## CHALLENGE
Collect all lines from the records below that include the word "source".

■ ■ ■ ■ ■

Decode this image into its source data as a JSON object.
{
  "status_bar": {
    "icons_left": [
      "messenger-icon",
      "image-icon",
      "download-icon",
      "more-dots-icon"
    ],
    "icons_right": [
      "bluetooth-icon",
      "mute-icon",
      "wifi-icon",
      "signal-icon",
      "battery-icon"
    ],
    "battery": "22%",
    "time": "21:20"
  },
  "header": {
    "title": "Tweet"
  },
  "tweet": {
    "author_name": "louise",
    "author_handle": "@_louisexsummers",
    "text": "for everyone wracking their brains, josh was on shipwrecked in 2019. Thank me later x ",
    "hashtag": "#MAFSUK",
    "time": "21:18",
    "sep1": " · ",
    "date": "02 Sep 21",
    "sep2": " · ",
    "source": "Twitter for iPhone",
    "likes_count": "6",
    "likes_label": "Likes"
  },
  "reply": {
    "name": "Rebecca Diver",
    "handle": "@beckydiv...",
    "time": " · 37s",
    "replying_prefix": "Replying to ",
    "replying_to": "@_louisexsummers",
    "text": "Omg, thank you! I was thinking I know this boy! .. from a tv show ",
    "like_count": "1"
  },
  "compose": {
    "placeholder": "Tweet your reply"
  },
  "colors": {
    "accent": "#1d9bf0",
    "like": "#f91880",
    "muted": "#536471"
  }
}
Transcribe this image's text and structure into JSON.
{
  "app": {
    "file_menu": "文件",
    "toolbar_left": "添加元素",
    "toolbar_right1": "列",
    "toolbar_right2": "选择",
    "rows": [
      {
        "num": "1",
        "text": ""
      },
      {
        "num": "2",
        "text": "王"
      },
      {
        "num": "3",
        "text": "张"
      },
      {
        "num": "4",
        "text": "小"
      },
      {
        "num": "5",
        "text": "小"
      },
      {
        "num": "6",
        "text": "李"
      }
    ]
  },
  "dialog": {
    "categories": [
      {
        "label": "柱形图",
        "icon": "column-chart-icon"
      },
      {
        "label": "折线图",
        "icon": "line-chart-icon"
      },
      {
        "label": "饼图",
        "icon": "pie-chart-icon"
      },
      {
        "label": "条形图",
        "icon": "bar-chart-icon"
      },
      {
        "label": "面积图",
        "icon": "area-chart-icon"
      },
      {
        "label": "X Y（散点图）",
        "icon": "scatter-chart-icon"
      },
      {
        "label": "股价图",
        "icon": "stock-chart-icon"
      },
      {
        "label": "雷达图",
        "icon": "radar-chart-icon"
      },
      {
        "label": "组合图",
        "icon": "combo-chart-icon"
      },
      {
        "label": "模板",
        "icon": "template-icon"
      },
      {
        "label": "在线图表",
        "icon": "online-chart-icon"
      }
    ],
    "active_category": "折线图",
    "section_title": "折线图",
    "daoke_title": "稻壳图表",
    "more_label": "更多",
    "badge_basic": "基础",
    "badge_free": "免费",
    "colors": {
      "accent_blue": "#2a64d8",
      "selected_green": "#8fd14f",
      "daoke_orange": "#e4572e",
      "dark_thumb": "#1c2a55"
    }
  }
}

■ ■ ■ ■ ■

## ANSWER FOR THE TASK
Decode this image into its source data as a JSON object.
    "source": "Twitter for iPhone",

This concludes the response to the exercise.